EXERCISE BRIEF. Without the pictures, reproduce the records that follow exactly.

[Figure record extracts]

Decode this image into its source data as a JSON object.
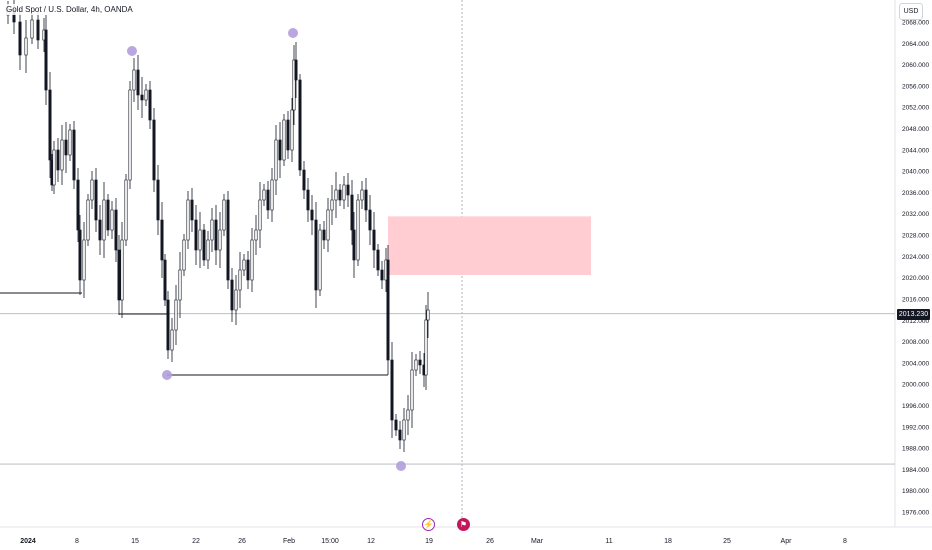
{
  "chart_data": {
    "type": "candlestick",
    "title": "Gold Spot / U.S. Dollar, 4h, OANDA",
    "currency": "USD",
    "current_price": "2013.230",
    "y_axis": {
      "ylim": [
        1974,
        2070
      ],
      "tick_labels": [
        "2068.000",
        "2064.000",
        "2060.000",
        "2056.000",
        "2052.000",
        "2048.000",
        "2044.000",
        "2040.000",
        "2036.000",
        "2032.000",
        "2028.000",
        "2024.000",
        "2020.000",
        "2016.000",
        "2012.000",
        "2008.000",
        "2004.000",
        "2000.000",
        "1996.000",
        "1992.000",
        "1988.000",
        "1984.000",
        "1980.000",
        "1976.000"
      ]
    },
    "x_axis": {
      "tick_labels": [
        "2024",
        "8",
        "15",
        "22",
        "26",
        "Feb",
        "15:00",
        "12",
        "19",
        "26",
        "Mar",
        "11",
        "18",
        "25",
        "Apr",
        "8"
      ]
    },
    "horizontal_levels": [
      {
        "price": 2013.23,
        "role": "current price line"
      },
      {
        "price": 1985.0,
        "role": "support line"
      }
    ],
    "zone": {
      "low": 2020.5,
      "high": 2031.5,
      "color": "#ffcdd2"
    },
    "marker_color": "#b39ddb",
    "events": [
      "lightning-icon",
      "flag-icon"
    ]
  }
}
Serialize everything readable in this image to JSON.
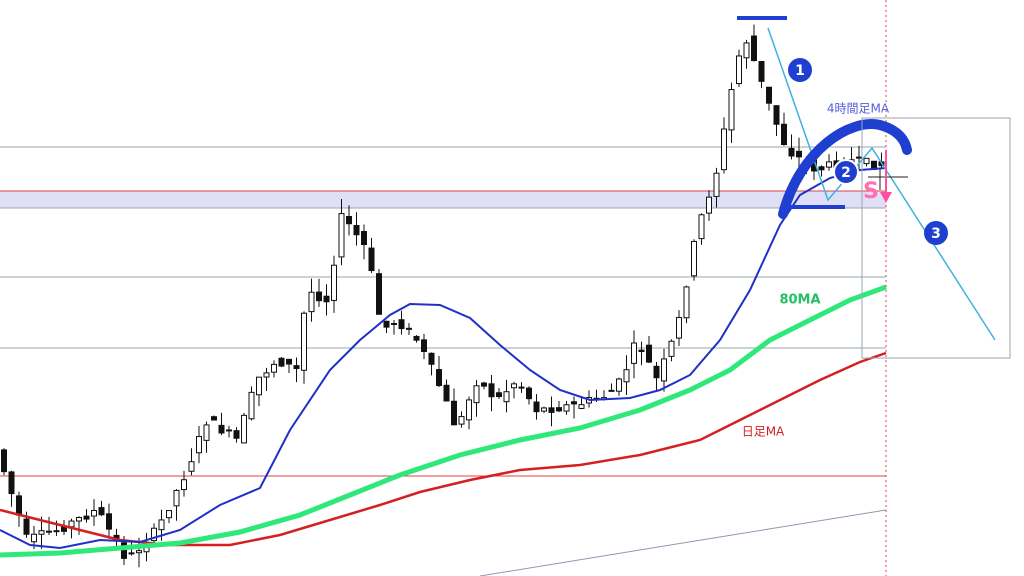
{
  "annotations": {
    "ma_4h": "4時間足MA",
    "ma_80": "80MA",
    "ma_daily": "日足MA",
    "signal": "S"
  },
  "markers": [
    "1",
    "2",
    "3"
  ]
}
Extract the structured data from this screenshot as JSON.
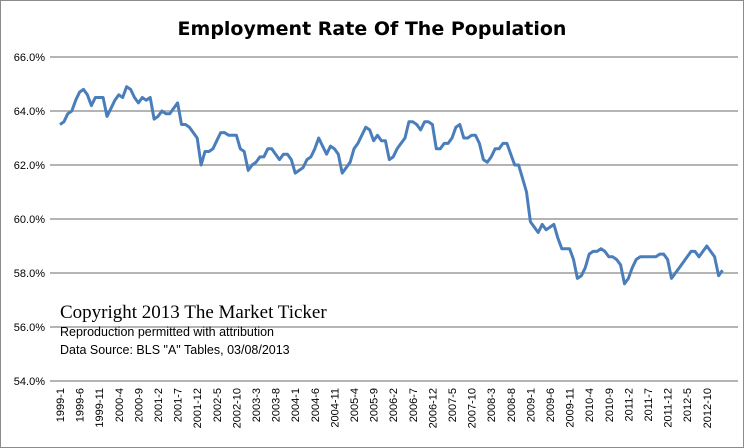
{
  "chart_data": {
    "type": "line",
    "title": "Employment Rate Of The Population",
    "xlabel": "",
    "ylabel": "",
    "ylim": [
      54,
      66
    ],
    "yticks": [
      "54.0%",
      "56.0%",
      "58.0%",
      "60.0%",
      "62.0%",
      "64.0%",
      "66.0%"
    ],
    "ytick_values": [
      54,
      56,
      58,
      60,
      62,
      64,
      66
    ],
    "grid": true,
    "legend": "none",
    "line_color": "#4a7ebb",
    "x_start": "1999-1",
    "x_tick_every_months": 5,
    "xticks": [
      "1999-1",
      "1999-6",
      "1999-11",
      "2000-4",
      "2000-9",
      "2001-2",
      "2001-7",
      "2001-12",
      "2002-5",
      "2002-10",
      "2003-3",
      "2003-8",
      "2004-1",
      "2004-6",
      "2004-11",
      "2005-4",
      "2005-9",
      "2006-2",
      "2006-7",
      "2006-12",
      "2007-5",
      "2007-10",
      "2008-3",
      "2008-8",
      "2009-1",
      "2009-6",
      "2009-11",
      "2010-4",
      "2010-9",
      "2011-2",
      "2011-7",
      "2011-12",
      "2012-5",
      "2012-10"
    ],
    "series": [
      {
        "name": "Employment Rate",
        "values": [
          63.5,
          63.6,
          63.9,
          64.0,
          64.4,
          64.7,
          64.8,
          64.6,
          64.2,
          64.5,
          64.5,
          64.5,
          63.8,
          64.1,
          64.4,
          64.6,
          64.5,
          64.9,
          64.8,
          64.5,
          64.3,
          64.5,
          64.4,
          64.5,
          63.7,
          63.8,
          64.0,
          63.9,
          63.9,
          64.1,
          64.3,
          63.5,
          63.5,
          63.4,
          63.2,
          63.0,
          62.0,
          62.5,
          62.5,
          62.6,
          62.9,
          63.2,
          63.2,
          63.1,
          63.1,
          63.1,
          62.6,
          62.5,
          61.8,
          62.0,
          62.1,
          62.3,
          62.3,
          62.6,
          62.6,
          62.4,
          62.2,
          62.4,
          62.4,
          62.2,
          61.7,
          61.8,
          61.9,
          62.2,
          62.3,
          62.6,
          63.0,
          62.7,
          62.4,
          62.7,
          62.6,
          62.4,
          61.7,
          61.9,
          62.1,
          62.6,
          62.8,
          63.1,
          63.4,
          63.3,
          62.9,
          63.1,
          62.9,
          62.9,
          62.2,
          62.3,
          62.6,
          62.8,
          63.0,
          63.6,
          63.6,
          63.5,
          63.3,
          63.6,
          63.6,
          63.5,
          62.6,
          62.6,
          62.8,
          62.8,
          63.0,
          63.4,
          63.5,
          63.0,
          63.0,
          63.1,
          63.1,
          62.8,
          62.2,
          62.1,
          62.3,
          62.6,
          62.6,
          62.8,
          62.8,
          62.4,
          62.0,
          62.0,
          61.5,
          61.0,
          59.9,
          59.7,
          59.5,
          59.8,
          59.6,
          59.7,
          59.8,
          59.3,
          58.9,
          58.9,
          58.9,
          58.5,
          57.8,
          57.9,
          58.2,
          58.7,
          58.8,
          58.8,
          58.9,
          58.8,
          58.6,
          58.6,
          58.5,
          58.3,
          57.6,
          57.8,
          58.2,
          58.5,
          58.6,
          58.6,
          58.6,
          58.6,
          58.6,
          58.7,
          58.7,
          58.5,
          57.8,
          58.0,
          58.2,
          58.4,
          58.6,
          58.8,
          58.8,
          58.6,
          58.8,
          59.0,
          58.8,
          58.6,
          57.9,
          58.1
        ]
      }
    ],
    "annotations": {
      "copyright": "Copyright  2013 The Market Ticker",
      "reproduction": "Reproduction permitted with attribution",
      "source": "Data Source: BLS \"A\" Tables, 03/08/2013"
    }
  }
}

ANSWER.
Decode this image into its source data as a JSON object.
{
  "chart_data": {
    "type": "candlestick",
    "title": "Gold Spot / U.S. Dollar, 4h, OANDA",
    "currency": "USD",
    "current_price": "2013.230",
    "y_axis": {
      "ylim": [
        1974,
        2070
      ],
      "tick_labels": [
        "2068.000",
        "2064.000",
        "2060.000",
        "2056.000",
        "2052.000",
        "2048.000",
        "2044.000",
        "2040.000",
        "2036.000",
        "2032.000",
        "2028.000",
        "2024.000",
        "2020.000",
        "2016.000",
        "2012.000",
        "2008.000",
        "2004.000",
        "2000.000",
        "1996.000",
        "1992.000",
        "1988.000",
        "1984.000",
        "1980.000",
        "1976.000"
      ]
    },
    "x_axis": {
      "tick_labels": [
        "2024",
        "8",
        "15",
        "22",
        "26",
        "Feb",
        "15:00",
        "12",
        "19",
        "26",
        "Mar",
        "11",
        "18",
        "25",
        "Apr",
        "8"
      ]
    },
    "horizontal_levels": [
      {
        "price": 2013.23,
        "role": "current price line"
      },
      {
        "price": 1985.0,
        "role": "support line"
      }
    ],
    "zone": {
      "low": 2020.5,
      "high": 2031.5,
      "color": "#ffcdd2"
    },
    "marker_color": "#b39ddb",
    "events": [
      "lightning-icon",
      "flag-icon"
    ]
  }
}
Serialize everything readable in this image to JSON.
{
  "annotations": {
    "ma_4h": "4時間足MA",
    "ma_80": "80MA",
    "ma_daily": "日足MA",
    "signal": "S"
  },
  "markers": [
    "1",
    "2",
    "3"
  ]
}
Extract the structured data from this screenshot as JSON.
{
  "chart_data": {
    "type": "line",
    "title": "Employment Rate Of The Population",
    "xlabel": "",
    "ylabel": "",
    "ylim": [
      54,
      66
    ],
    "yticks": [
      "54.0%",
      "56.0%",
      "58.0%",
      "60.0%",
      "62.0%",
      "64.0%",
      "66.0%"
    ],
    "ytick_values": [
      54,
      56,
      58,
      60,
      62,
      64,
      66
    ],
    "grid": true,
    "legend": "none",
    "line_color": "#4a7ebb",
    "x_start": "1999-1",
    "x_tick_every_months": 5,
    "xticks": [
      "1999-1",
      "1999-6",
      "1999-11",
      "2000-4",
      "2000-9",
      "2001-2",
      "2001-7",
      "2001-12",
      "2002-5",
      "2002-10",
      "2003-3",
      "2003-8",
      "2004-1",
      "2004-6",
      "2004-11",
      "2005-4",
      "2005-9",
      "2006-2",
      "2006-7",
      "2006-12",
      "2007-5",
      "2007-10",
      "2008-3",
      "2008-8",
      "2009-1",
      "2009-6",
      "2009-11",
      "2010-4",
      "2010-9",
      "2011-2",
      "2011-7",
      "2011-12",
      "2012-5",
      "2012-10"
    ],
    "series": [
      {
        "name": "Employment Rate",
        "values": [
          63.5,
          63.6,
          63.9,
          64.0,
          64.4,
          64.7,
          64.8,
          64.6,
          64.2,
          64.5,
          64.5,
          64.5,
          63.8,
          64.1,
          64.4,
          64.6,
          64.5,
          64.9,
          64.8,
          64.5,
          64.3,
          64.5,
          64.4,
          64.5,
          63.7,
          63.8,
          64.0,
          63.9,
          63.9,
          64.1,
          64.3,
          63.5,
          63.5,
          63.4,
          63.2,
          63.0,
          62.0,
          62.5,
          62.5,
          62.6,
          62.9,
          63.2,
          63.2,
          63.1,
          63.1,
          63.1,
          62.6,
          62.5,
          61.8,
          62.0,
          62.1,
          62.3,
          62.3,
          62.6,
          62.6,
          62.4,
          62.2,
          62.4,
          62.4,
          62.2,
          61.7,
          61.8,
          61.9,
          62.2,
          62.3,
          62.6,
          63.0,
          62.7,
          62.4,
          62.7,
          62.6,
          62.4,
          61.7,
          61.9,
          62.1,
          62.6,
          62.8,
          63.1,
          63.4,
          63.3,
          62.9,
          63.1,
          62.9,
          62.9,
          62.2,
          62.3,
          62.6,
          62.8,
          63.0,
          63.6,
          63.6,
          63.5,
          63.3,
          63.6,
          63.6,
          63.5,
          62.6,
          62.6,
          62.8,
          62.8,
          63.0,
          63.4,
          63.5,
          63.0,
          63.0,
          63.1,
          63.1,
          62.8,
          62.2,
          62.1,
          62.3,
          62.6,
          62.6,
          62.8,
          62.8,
          62.4,
          62.0,
          62.0,
          61.5,
          61.0,
          59.9,
          59.7,
          59.5,
          59.8,
          59.6,
          59.7,
          59.8,
          59.3,
          58.9,
          58.9,
          58.9,
          58.5,
          57.8,
          57.9,
          58.2,
          58.7,
          58.8,
          58.8,
          58.9,
          58.8,
          58.6,
          58.6,
          58.5,
          58.3,
          57.6,
          57.8,
          58.2,
          58.5,
          58.6,
          58.6,
          58.6,
          58.6,
          58.6,
          58.7,
          58.7,
          58.5,
          57.8,
          58.0,
          58.2,
          58.4,
          58.6,
          58.8,
          58.8,
          58.6,
          58.8,
          59.0,
          58.8,
          58.6,
          57.9,
          58.1
        ]
      }
    ],
    "annotations": {
      "copyright": "Copyright  2013 The Market Ticker",
      "reproduction": "Reproduction permitted with attribution",
      "source": "Data Source: BLS \"A\" Tables, 03/08/2013"
    }
  }
}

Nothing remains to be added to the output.